Element position data:
########

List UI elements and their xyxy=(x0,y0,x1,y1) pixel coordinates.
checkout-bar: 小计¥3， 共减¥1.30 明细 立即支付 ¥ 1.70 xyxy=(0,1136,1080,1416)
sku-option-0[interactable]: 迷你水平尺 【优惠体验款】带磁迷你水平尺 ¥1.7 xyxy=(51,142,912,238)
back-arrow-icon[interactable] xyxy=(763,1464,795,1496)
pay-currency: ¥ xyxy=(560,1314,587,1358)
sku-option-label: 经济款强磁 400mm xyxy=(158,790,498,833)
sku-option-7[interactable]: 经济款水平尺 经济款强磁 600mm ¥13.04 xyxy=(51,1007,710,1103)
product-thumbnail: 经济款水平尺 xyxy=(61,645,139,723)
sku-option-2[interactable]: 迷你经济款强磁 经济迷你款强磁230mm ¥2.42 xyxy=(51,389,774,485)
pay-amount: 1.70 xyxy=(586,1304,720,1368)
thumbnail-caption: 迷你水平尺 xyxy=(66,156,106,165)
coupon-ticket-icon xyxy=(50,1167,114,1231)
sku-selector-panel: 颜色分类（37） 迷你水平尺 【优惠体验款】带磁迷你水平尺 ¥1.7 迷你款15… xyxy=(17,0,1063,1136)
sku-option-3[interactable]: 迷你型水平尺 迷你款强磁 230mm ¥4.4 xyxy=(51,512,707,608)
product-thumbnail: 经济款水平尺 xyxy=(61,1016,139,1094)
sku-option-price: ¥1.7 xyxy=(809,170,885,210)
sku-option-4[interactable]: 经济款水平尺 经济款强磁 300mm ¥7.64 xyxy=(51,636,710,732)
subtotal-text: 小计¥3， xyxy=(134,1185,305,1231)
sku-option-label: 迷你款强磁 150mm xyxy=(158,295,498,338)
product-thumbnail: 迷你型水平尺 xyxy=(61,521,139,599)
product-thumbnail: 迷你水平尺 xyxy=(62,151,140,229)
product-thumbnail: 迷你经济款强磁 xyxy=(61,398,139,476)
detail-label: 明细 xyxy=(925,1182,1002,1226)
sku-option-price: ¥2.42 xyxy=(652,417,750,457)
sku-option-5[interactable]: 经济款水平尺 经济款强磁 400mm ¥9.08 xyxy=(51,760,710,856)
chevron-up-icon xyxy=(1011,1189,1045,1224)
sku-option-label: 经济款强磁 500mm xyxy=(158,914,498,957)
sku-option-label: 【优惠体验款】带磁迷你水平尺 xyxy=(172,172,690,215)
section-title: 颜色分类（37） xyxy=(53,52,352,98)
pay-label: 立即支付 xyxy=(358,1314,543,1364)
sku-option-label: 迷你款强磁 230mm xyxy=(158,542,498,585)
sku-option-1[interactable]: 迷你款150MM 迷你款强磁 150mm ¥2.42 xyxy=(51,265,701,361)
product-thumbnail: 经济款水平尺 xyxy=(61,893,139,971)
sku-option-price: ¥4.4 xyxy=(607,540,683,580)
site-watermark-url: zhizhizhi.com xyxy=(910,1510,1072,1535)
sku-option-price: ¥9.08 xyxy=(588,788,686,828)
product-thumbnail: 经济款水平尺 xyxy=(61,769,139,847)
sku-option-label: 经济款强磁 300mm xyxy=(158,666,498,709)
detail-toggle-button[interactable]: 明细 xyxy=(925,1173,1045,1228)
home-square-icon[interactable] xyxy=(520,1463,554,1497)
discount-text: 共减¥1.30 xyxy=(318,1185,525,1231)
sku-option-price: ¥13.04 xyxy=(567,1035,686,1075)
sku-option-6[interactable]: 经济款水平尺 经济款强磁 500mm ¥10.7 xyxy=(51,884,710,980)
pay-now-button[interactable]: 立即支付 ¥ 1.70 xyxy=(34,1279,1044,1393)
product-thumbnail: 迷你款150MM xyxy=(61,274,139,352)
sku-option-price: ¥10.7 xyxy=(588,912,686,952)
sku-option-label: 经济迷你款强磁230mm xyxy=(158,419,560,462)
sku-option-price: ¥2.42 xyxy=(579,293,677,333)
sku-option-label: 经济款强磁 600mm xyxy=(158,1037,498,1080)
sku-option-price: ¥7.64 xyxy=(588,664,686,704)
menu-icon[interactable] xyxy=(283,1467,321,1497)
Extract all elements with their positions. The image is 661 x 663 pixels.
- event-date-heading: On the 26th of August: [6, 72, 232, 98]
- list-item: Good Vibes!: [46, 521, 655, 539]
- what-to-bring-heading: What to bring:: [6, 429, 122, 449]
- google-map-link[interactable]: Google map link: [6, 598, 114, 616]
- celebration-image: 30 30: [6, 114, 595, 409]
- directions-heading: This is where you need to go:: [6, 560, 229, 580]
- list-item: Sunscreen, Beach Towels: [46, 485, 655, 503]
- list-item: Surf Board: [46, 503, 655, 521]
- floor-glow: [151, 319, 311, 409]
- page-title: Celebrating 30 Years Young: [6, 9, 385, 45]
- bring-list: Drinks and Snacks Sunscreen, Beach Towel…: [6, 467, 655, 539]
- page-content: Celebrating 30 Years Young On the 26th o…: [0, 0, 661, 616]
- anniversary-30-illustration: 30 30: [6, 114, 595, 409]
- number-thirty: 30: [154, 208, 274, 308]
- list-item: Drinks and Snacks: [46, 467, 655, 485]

########

▸ **To do**
Reproduce all of the material above, substituting "Bodyboard" for "Surf Board" and leaving everything else unchanged.

▸ **Solution for this problem**
List UI elements and their xyxy=(x0,y0,x1,y1) pixel coordinates.
checkout-bar: 小计¥3， 共减¥1.30 明细 立即支付 ¥ 1.70 xyxy=(0,1136,1080,1416)
sku-option-0[interactable]: 迷你水平尺 【优惠体验款】带磁迷你水平尺 ¥1.7 xyxy=(51,142,912,238)
back-arrow-icon[interactable] xyxy=(763,1464,795,1496)
pay-currency: ¥ xyxy=(560,1314,587,1358)
sku-option-label: 经济款强磁 400mm xyxy=(158,790,498,833)
sku-option-7[interactable]: 经济款水平尺 经济款强磁 600mm ¥13.04 xyxy=(51,1007,710,1103)
product-thumbnail: 经济款水平尺 xyxy=(61,645,139,723)
sku-option-2[interactable]: 迷你经济款强磁 经济迷你款强磁230mm ¥2.42 xyxy=(51,389,774,485)
pay-amount: 1.70 xyxy=(586,1304,720,1368)
thumbnail-caption: 迷你水平尺 xyxy=(66,156,106,165)
coupon-ticket-icon xyxy=(50,1167,114,1231)
sku-selector-panel: 颜色分类（37） 迷你水平尺 【优惠体验款】带磁迷你水平尺 ¥1.7 迷你款15… xyxy=(17,0,1063,1136)
sku-option-3[interactable]: 迷你型水平尺 迷你款强磁 230mm ¥4.4 xyxy=(51,512,707,608)
product-thumbnail: 经济款水平尺 xyxy=(61,1016,139,1094)
sku-option-price: ¥1.7 xyxy=(809,170,885,210)
sku-option-4[interactable]: 经济款水平尺 经济款强磁 300mm ¥7.64 xyxy=(51,636,710,732)
subtotal-text: 小计¥3， xyxy=(134,1185,305,1231)
sku-option-label: 迷你款强磁 150mm xyxy=(158,295,498,338)
product-thumbnail: 迷你型水平尺 xyxy=(61,521,139,599)
product-thumbnail: 迷你水平尺 xyxy=(62,151,140,229)
product-thumbnail: 迷你经济款强磁 xyxy=(61,398,139,476)
detail-label: 明细 xyxy=(925,1182,1002,1226)
sku-option-price: ¥2.42 xyxy=(652,417,750,457)
sku-option-5[interactable]: 经济款水平尺 经济款强磁 400mm ¥9.08 xyxy=(51,760,710,856)
chevron-up-icon xyxy=(1011,1189,1045,1224)
sku-option-label: 经济款强磁 500mm xyxy=(158,914,498,957)
sku-option-label: 【优惠体验款】带磁迷你水平尺 xyxy=(172,172,690,215)
section-title: 颜色分类（37） xyxy=(53,52,352,98)
pay-label: 立即支付 xyxy=(358,1314,543,1364)
sku-option-label: 迷你款强磁 230mm xyxy=(158,542,498,585)
sku-option-1[interactable]: 迷你款150MM 迷你款强磁 150mm ¥2.42 xyxy=(51,265,701,361)
product-thumbnail: 经济款水平尺 xyxy=(61,893,139,971)
sku-option-price: ¥4.4 xyxy=(607,540,683,580)
site-watermark-url: zhizhizhi.com xyxy=(910,1510,1072,1535)
sku-option-price: ¥9.08 xyxy=(588,788,686,828)
product-thumbnail: 经济款水平尺 xyxy=(61,769,139,847)
sku-option-label: 经济款强磁 300mm xyxy=(158,666,498,709)
detail-toggle-button[interactable]: 明细 xyxy=(925,1173,1045,1228)
home-square-icon[interactable] xyxy=(520,1463,554,1497)
discount-text: 共减¥1.30 xyxy=(318,1185,525,1231)
sku-option-price: ¥13.04 xyxy=(567,1035,686,1075)
sku-option-6[interactable]: 经济款水平尺 经济款强磁 500mm ¥10.7 xyxy=(51,884,710,980)
pay-now-button[interactable]: 立即支付 ¥ 1.70 xyxy=(34,1279,1044,1393)
product-thumbnail: 迷你款150MM xyxy=(61,274,139,352)
sku-option-price: ¥10.7 xyxy=(588,912,686,952)
sku-option-label: 经济迷你款强磁230mm xyxy=(158,419,560,462)
sku-option-price: ¥2.42 xyxy=(579,293,677,333)
sku-option-label: 经济款强磁 600mm xyxy=(158,1037,498,1080)
sku-option-price: ¥7.64 xyxy=(588,664,686,704)
menu-icon[interactable] xyxy=(283,1467,321,1497)
Extract all elements with their positions. The image is 661 x 663 pixels.
- event-date-heading: On the 26th of August: [6, 72, 232, 98]
- list-item: Good Vibes!: [46, 521, 655, 539]
- what-to-bring-heading: What to bring:: [6, 429, 122, 449]
- google-map-link[interactable]: Google map link: [6, 598, 114, 616]
- celebration-image: 30 30: [6, 114, 595, 409]
- directions-heading: This is where you need to go:: [6, 560, 229, 580]
- list-item: Sunscreen, Beach Towels: [46, 485, 655, 503]
- list-item: Bodyboard: [46, 503, 655, 521]
- floor-glow: [151, 319, 311, 409]
- page-title: Celebrating 30 Years Young: [6, 9, 385, 45]
- bring-list: Drinks and Snacks Sunscreen, Beach Towel…: [6, 467, 655, 539]
- page-content: Celebrating 30 Years Young On the 26th o…: [0, 0, 661, 616]
- anniversary-30-illustration: 30 30: [6, 114, 595, 409]
- number-thirty: 30: [154, 208, 274, 308]
- list-item: Drinks and Snacks: [46, 467, 655, 485]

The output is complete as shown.